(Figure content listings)

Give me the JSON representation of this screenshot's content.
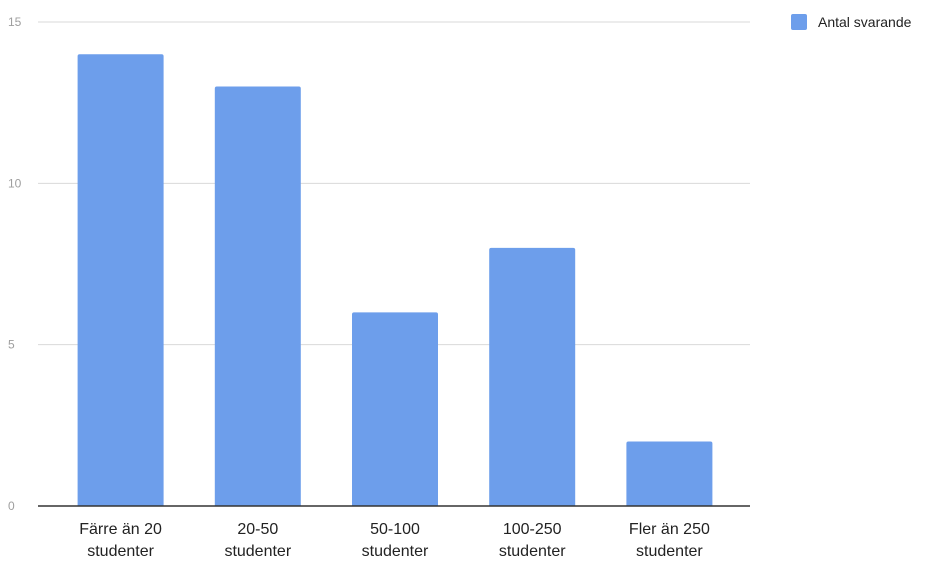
{
  "chart_data": {
    "type": "bar",
    "categories": [
      [
        "Färre än 20",
        "studenter"
      ],
      [
        "20-50",
        "studenter"
      ],
      [
        "50-100",
        "studenter"
      ],
      [
        "100-250",
        "studenter"
      ],
      [
        "Fler än 250",
        "studenter"
      ]
    ],
    "series": [
      {
        "name": "Antal svarande",
        "values": [
          14,
          13,
          6,
          8,
          2
        ]
      }
    ],
    "ylim": [
      0,
      15
    ],
    "yticks": [
      0,
      5,
      10,
      15
    ],
    "grid": true,
    "legend_position": "top-right",
    "colors": {
      "bar": "#6d9eeb",
      "grid": "#d9d9d9",
      "axis": "#333333",
      "tick": "#9e9e9e"
    }
  }
}
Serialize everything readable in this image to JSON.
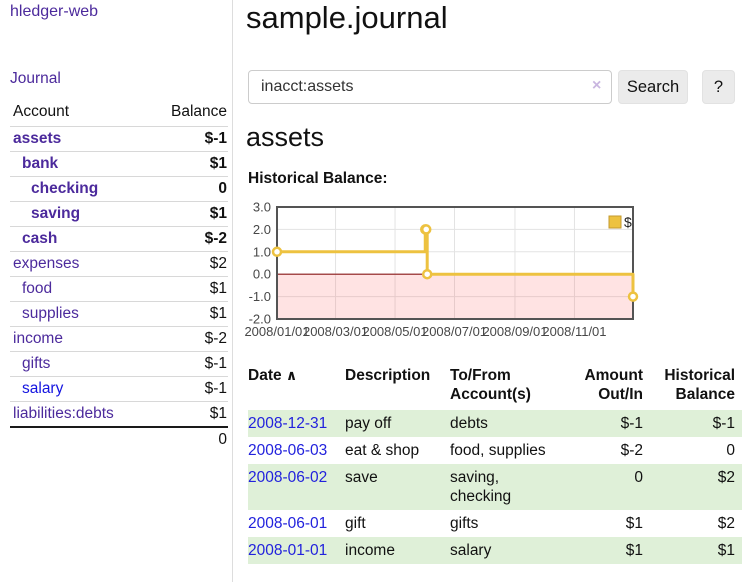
{
  "app": {
    "brand": "hledger-web"
  },
  "sidebar": {
    "journal_link": "Journal",
    "account_header": "Account",
    "balance_header": "Balance",
    "accounts": [
      {
        "name": "assets",
        "depth": 0,
        "bold": true,
        "balance": "$-1",
        "balance_tone": "negative-strong"
      },
      {
        "name": "bank",
        "depth": 1,
        "bold": true,
        "balance": "$1",
        "balance_tone": "normal"
      },
      {
        "name": "checking",
        "depth": 2,
        "bold": true,
        "balance": "0",
        "balance_tone": "normal"
      },
      {
        "name": "saving",
        "depth": 2,
        "bold": true,
        "balance": "$1",
        "balance_tone": "normal"
      },
      {
        "name": "cash",
        "depth": 1,
        "bold": true,
        "balance": "$-2",
        "balance_tone": "negative-strong"
      },
      {
        "name": "expenses",
        "depth": 0,
        "bold": false,
        "balance": "$2",
        "balance_tone": "normal"
      },
      {
        "name": "food",
        "depth": 1,
        "bold": false,
        "balance": "$1",
        "balance_tone": "normal"
      },
      {
        "name": "supplies",
        "depth": 1,
        "bold": false,
        "balance": "$1",
        "balance_tone": "normal"
      },
      {
        "name": "income",
        "depth": 0,
        "bold": false,
        "balance": "$-2",
        "balance_tone": "negative-light"
      },
      {
        "name": "gifts",
        "depth": 1,
        "bold": false,
        "balance": "$-1",
        "balance_tone": "negative-light"
      },
      {
        "name": "salary",
        "depth": 1,
        "bold": false,
        "balance": "$-1",
        "balance_tone": "negative-light",
        "link_color": "blue"
      },
      {
        "name": "liabilities:debts",
        "depth": 0,
        "bold": false,
        "balance": "$1",
        "balance_tone": "normal"
      }
    ],
    "total": "0"
  },
  "header": {
    "title": "sample.journal"
  },
  "search": {
    "value": "inacct:assets",
    "clear_icon": "×",
    "search_button": "Search",
    "help_button": "?"
  },
  "account_page": {
    "title": "assets",
    "chart_label": "Historical Balance:"
  },
  "chart_data": {
    "type": "line",
    "step": true,
    "title": "Historical Balance:",
    "ylim": [
      -2,
      3
    ],
    "xlim_days": [
      0,
      365
    ],
    "y_ticks": [
      {
        "label": "3.0",
        "value": 3
      },
      {
        "label": "2.0",
        "value": 2
      },
      {
        "label": "1.0",
        "value": 1
      },
      {
        "label": "0.0",
        "value": 0
      },
      {
        "label": "-1.0",
        "value": -1
      },
      {
        "label": "-2.0",
        "value": -2
      }
    ],
    "x_ticks": [
      {
        "label": "2008/01/01",
        "day": 0
      },
      {
        "label": "2008/03/01",
        "day": 60
      },
      {
        "label": "2008/05/01",
        "day": 121
      },
      {
        "label": "2008/07/01",
        "day": 182
      },
      {
        "label": "2008/09/01",
        "day": 244
      },
      {
        "label": "2008/11/01",
        "day": 305
      }
    ],
    "series": [
      {
        "name": "$",
        "color": "#edc240",
        "points": [
          {
            "date": "2008-01-01",
            "day": 0,
            "value": 1
          },
          {
            "date": "2008-06-01",
            "day": 152,
            "value": 2
          },
          {
            "date": "2008-06-02",
            "day": 153,
            "value": 2
          },
          {
            "date": "2008-06-03",
            "day": 154,
            "value": 0
          },
          {
            "date": "2008-12-31",
            "day": 365,
            "value": -1
          }
        ]
      }
    ],
    "negative_region_below": 0,
    "legend": {
      "label": "$",
      "position": "top-right"
    },
    "grid": true
  },
  "transactions": {
    "columns": [
      "Date",
      "Description",
      "To/From\nAccount(s)",
      "Amount\nOut/In",
      "Historical\nBalance"
    ],
    "sort_icon": "∧",
    "rows": [
      {
        "date": "2008-12-31",
        "description": "pay off",
        "accounts": "debts",
        "amount": "$-1",
        "balance": "$-1",
        "amount_negative": true,
        "balance_negative": true,
        "shaded": true
      },
      {
        "date": "2008-06-03",
        "description": "eat & shop",
        "accounts": "food, supplies",
        "amount": "$-2",
        "balance": "0",
        "amount_negative": true,
        "balance_negative": false,
        "shaded": false
      },
      {
        "date": "2008-06-02",
        "description": "save",
        "accounts": "saving,\nchecking",
        "amount": "0",
        "balance": "$2",
        "amount_negative": false,
        "balance_negative": false,
        "shaded": true
      },
      {
        "date": "2008-06-01",
        "description": "gift",
        "accounts": "gifts",
        "amount": "$1",
        "balance": "$2",
        "amount_negative": false,
        "balance_negative": false,
        "shaded": false
      },
      {
        "date": "2008-01-01",
        "description": "income",
        "accounts": "salary",
        "amount": "$1",
        "balance": "$1",
        "amount_negative": false,
        "balance_negative": false,
        "shaded": true
      }
    ]
  },
  "colors": {
    "accent_purple": "#4c2a9c",
    "link_blue": "#2222dd",
    "negative_strong": "#8b1212",
    "negative_light": "#a86a6a",
    "row_green": "#dff0d8",
    "chart_line": "#edc240",
    "chart_zero_line": "#8b1a1a",
    "chart_border": "#545454"
  }
}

GIVEN REQUEST: The listing above must be printed again exactly, minus its pictures.

TASK SOLUTION:
Give me the JSON representation of this screenshot's content.
{
  "chart_data": {
    "type": "bar",
    "categories": [
      [
        "Färre än 20",
        "studenter"
      ],
      [
        "20-50",
        "studenter"
      ],
      [
        "50-100",
        "studenter"
      ],
      [
        "100-250",
        "studenter"
      ],
      [
        "Fler än 250",
        "studenter"
      ]
    ],
    "series": [
      {
        "name": "Antal svarande",
        "values": [
          14,
          13,
          6,
          8,
          2
        ]
      }
    ],
    "ylim": [
      0,
      15
    ],
    "yticks": [
      0,
      5,
      10,
      15
    ],
    "grid": true,
    "legend_position": "top-right",
    "colors": {
      "bar": "#6d9eeb",
      "grid": "#d9d9d9",
      "axis": "#333333",
      "tick": "#9e9e9e"
    }
  }
}
Serialize everything readable in this image to JSON.
{
  "app": {
    "brand": "hledger-web"
  },
  "sidebar": {
    "journal_link": "Journal",
    "account_header": "Account",
    "balance_header": "Balance",
    "accounts": [
      {
        "name": "assets",
        "depth": 0,
        "bold": true,
        "balance": "$-1",
        "balance_tone": "negative-strong"
      },
      {
        "name": "bank",
        "depth": 1,
        "bold": true,
        "balance": "$1",
        "balance_tone": "normal"
      },
      {
        "name": "checking",
        "depth": 2,
        "bold": true,
        "balance": "0",
        "balance_tone": "normal"
      },
      {
        "name": "saving",
        "depth": 2,
        "bold": true,
        "balance": "$1",
        "balance_tone": "normal"
      },
      {
        "name": "cash",
        "depth": 1,
        "bold": true,
        "balance": "$-2",
        "balance_tone": "negative-strong"
      },
      {
        "name": "expenses",
        "depth": 0,
        "bold": false,
        "balance": "$2",
        "balance_tone": "normal"
      },
      {
        "name": "food",
        "depth": 1,
        "bold": false,
        "balance": "$1",
        "balance_tone": "normal"
      },
      {
        "name": "supplies",
        "depth": 1,
        "bold": false,
        "balance": "$1",
        "balance_tone": "normal"
      },
      {
        "name": "income",
        "depth": 0,
        "bold": false,
        "balance": "$-2",
        "balance_tone": "negative-light"
      },
      {
        "name": "gifts",
        "depth": 1,
        "bold": false,
        "balance": "$-1",
        "balance_tone": "negative-light"
      },
      {
        "name": "salary",
        "depth": 1,
        "bold": false,
        "balance": "$-1",
        "balance_tone": "negative-light",
        "link_color": "blue"
      },
      {
        "name": "liabilities:debts",
        "depth": 0,
        "bold": false,
        "balance": "$1",
        "balance_tone": "normal"
      }
    ],
    "total": "0"
  },
  "header": {
    "title": "sample.journal"
  },
  "search": {
    "value": "inacct:assets",
    "clear_icon": "×",
    "search_button": "Search",
    "help_button": "?"
  },
  "account_page": {
    "title": "assets",
    "chart_label": "Historical Balance:"
  },
  "chart_data": {
    "type": "line",
    "step": true,
    "title": "Historical Balance:",
    "ylim": [
      -2,
      3
    ],
    "xlim_days": [
      0,
      365
    ],
    "y_ticks": [
      {
        "label": "3.0",
        "value": 3
      },
      {
        "label": "2.0",
        "value": 2
      },
      {
        "label": "1.0",
        "value": 1
      },
      {
        "label": "0.0",
        "value": 0
      },
      {
        "label": "-1.0",
        "value": -1
      },
      {
        "label": "-2.0",
        "value": -2
      }
    ],
    "x_ticks": [
      {
        "label": "2008/01/01",
        "day": 0
      },
      {
        "label": "2008/03/01",
        "day": 60
      },
      {
        "label": "2008/05/01",
        "day": 121
      },
      {
        "label": "2008/07/01",
        "day": 182
      },
      {
        "label": "2008/09/01",
        "day": 244
      },
      {
        "label": "2008/11/01",
        "day": 305
      }
    ],
    "series": [
      {
        "name": "$",
        "color": "#edc240",
        "points": [
          {
            "date": "2008-01-01",
            "day": 0,
            "value": 1
          },
          {
            "date": "2008-06-01",
            "day": 152,
            "value": 2
          },
          {
            "date": "2008-06-02",
            "day": 153,
            "value": 2
          },
          {
            "date": "2008-06-03",
            "day": 154,
            "value": 0
          },
          {
            "date": "2008-12-31",
            "day": 365,
            "value": -1
          }
        ]
      }
    ],
    "negative_region_below": 0,
    "legend": {
      "label": "$",
      "position": "top-right"
    },
    "grid": true
  },
  "transactions": {
    "columns": [
      "Date",
      "Description",
      "To/From\nAccount(s)",
      "Amount\nOut/In",
      "Historical\nBalance"
    ],
    "sort_icon": "∧",
    "rows": [
      {
        "date": "2008-12-31",
        "description": "pay off",
        "accounts": "debts",
        "amount": "$-1",
        "balance": "$-1",
        "amount_negative": true,
        "balance_negative": true,
        "shaded": true
      },
      {
        "date": "2008-06-03",
        "description": "eat & shop",
        "accounts": "food, supplies",
        "amount": "$-2",
        "balance": "0",
        "amount_negative": true,
        "balance_negative": false,
        "shaded": false
      },
      {
        "date": "2008-06-02",
        "description": "save",
        "accounts": "saving,\nchecking",
        "amount": "0",
        "balance": "$2",
        "amount_negative": false,
        "balance_negative": false,
        "shaded": true
      },
      {
        "date": "2008-06-01",
        "description": "gift",
        "accounts": "gifts",
        "amount": "$1",
        "balance": "$2",
        "amount_negative": false,
        "balance_negative": false,
        "shaded": false
      },
      {
        "date": "2008-01-01",
        "description": "income",
        "accounts": "salary",
        "amount": "$1",
        "balance": "$1",
        "amount_negative": false,
        "balance_negative": false,
        "shaded": true
      }
    ]
  },
  "colors": {
    "accent_purple": "#4c2a9c",
    "link_blue": "#2222dd",
    "negative_strong": "#8b1212",
    "negative_light": "#a86a6a",
    "row_green": "#dff0d8",
    "chart_line": "#edc240",
    "chart_zero_line": "#8b1a1a",
    "chart_border": "#545454"
  }
}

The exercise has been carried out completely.